⟨

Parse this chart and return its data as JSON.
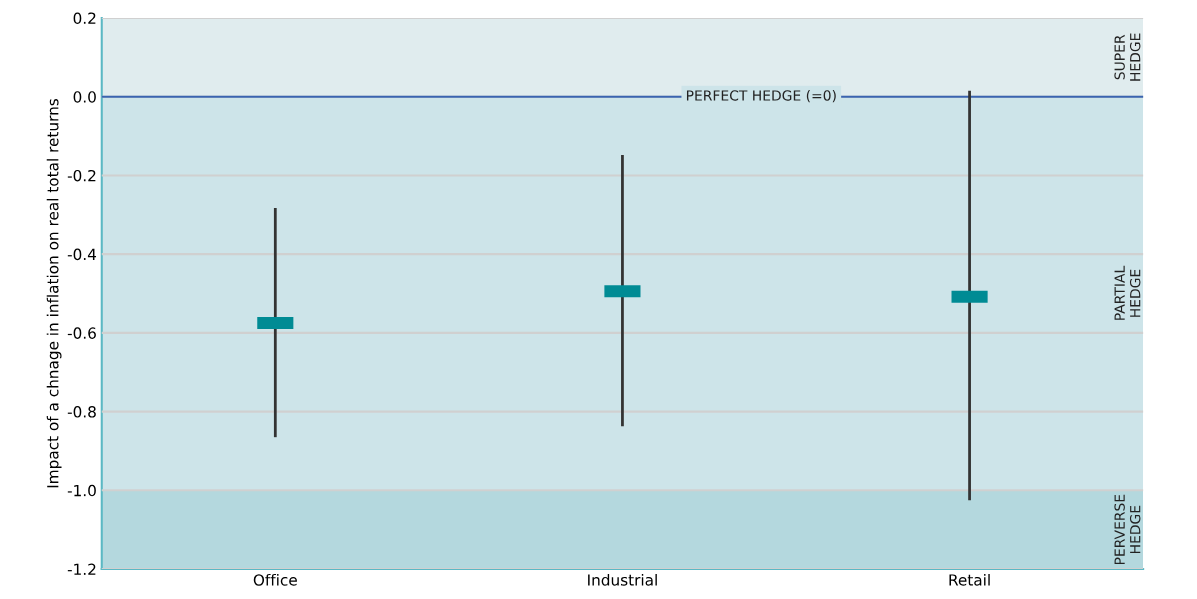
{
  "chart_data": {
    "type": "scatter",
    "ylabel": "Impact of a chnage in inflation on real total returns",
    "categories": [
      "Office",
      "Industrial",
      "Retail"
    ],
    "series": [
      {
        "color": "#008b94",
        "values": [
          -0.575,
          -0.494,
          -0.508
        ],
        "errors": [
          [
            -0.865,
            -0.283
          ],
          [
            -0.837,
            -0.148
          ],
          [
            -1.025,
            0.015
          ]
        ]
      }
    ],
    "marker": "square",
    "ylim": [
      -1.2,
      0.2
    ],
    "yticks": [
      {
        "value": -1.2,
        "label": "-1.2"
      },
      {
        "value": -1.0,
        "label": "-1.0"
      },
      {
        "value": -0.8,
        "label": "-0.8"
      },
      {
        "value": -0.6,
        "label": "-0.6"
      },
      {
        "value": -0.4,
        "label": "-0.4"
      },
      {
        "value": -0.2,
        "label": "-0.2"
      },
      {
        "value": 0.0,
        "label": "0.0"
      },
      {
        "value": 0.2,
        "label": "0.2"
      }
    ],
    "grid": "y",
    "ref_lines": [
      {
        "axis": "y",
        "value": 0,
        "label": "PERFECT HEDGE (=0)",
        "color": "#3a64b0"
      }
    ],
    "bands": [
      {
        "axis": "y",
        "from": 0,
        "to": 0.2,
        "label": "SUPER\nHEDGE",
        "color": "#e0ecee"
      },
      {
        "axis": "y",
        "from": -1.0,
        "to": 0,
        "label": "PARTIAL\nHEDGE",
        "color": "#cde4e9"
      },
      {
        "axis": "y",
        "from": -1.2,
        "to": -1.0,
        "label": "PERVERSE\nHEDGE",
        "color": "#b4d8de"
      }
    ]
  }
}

⟩
⟨

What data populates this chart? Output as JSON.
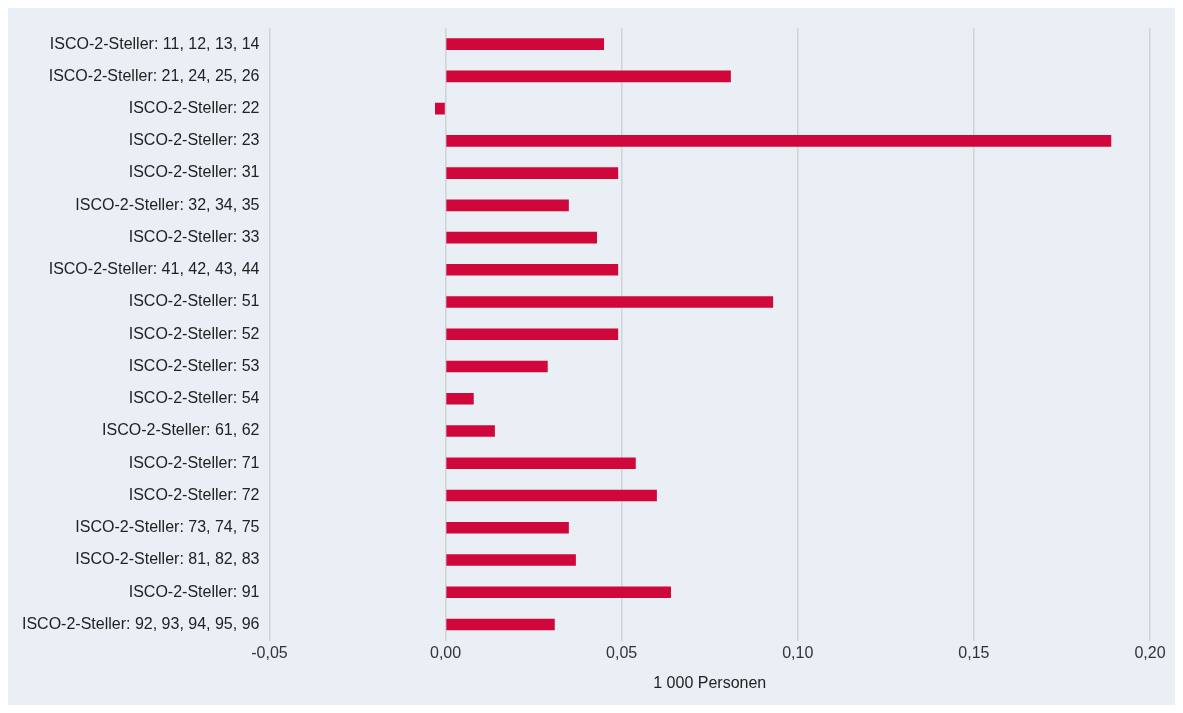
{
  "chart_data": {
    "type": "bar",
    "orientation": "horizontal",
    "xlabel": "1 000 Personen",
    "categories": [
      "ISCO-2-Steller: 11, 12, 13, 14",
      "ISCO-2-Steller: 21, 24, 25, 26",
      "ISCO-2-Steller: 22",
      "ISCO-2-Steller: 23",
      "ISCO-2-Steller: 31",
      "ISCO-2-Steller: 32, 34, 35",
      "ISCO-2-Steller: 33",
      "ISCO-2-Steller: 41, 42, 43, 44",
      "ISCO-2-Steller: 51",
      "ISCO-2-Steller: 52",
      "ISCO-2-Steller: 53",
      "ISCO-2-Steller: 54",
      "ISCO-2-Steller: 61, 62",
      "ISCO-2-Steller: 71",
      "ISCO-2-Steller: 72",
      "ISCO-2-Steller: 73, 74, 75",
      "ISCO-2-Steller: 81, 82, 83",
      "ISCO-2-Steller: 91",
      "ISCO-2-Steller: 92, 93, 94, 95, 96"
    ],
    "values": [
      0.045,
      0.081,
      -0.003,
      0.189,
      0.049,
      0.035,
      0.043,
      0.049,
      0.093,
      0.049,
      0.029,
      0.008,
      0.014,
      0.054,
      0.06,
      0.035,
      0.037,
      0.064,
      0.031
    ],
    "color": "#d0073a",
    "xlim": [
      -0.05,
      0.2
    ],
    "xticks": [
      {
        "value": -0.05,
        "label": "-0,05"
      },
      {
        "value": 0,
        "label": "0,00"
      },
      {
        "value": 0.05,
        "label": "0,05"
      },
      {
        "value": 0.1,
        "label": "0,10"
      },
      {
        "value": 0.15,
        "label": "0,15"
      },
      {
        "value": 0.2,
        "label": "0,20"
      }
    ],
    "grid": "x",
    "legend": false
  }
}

⟩

**TASK PROMPT**: Filter the data for the string "JSON" and copy every line that has it.

**EXPECTED ANSWER**:
Parse this chart and return its data as JSON.
What data populates this chart? Output as JSON.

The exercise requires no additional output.